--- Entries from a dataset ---

+===+

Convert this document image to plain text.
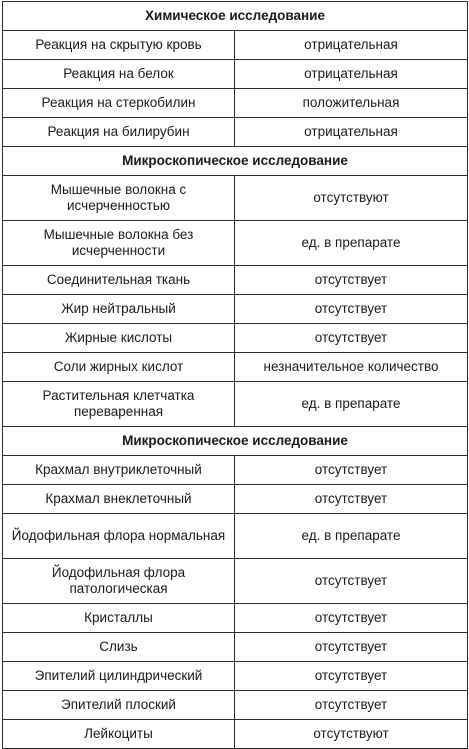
Химическое исследование	
Реакция на скрытую кровь	отрицательная
Реакция на белок	отрицательная
Реакция на стеркобилин	положительная
Реакция на билирубин	отрицательная
Микроскопическое исследование	
Мышечные волокна с исчерченностью	отсутствуют
Мышечные волокна без исчерченности	ед. в препарате
Соединительная ткань	отсутствует
Жир нейтральный	отсутствует
Жирные кислоты	отсутствует
Соли жирных кислот	незначительное количество
Растительная клетчатка переваренная	ед. в препарате
Микроскопическое исследование	
Крахмал внутриклеточный	отсутствует
Крахмал внеклеточный	отсутствует
Йодофильная флора нормальная	ед. в препарате
Йодофильная флора патологическая	отсутствует
Кристаллы	отсутствует
Слизь	отсутствует
Эпителий цилиндрический	отсутствует
Эпителий плоский	отсутствует
Лейкоциты	отсутствуют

+===+

--- Required task ---
For the entries above, state how many lines contain the word "флора". Provide the number by itself.

--- Answer for the task ---
2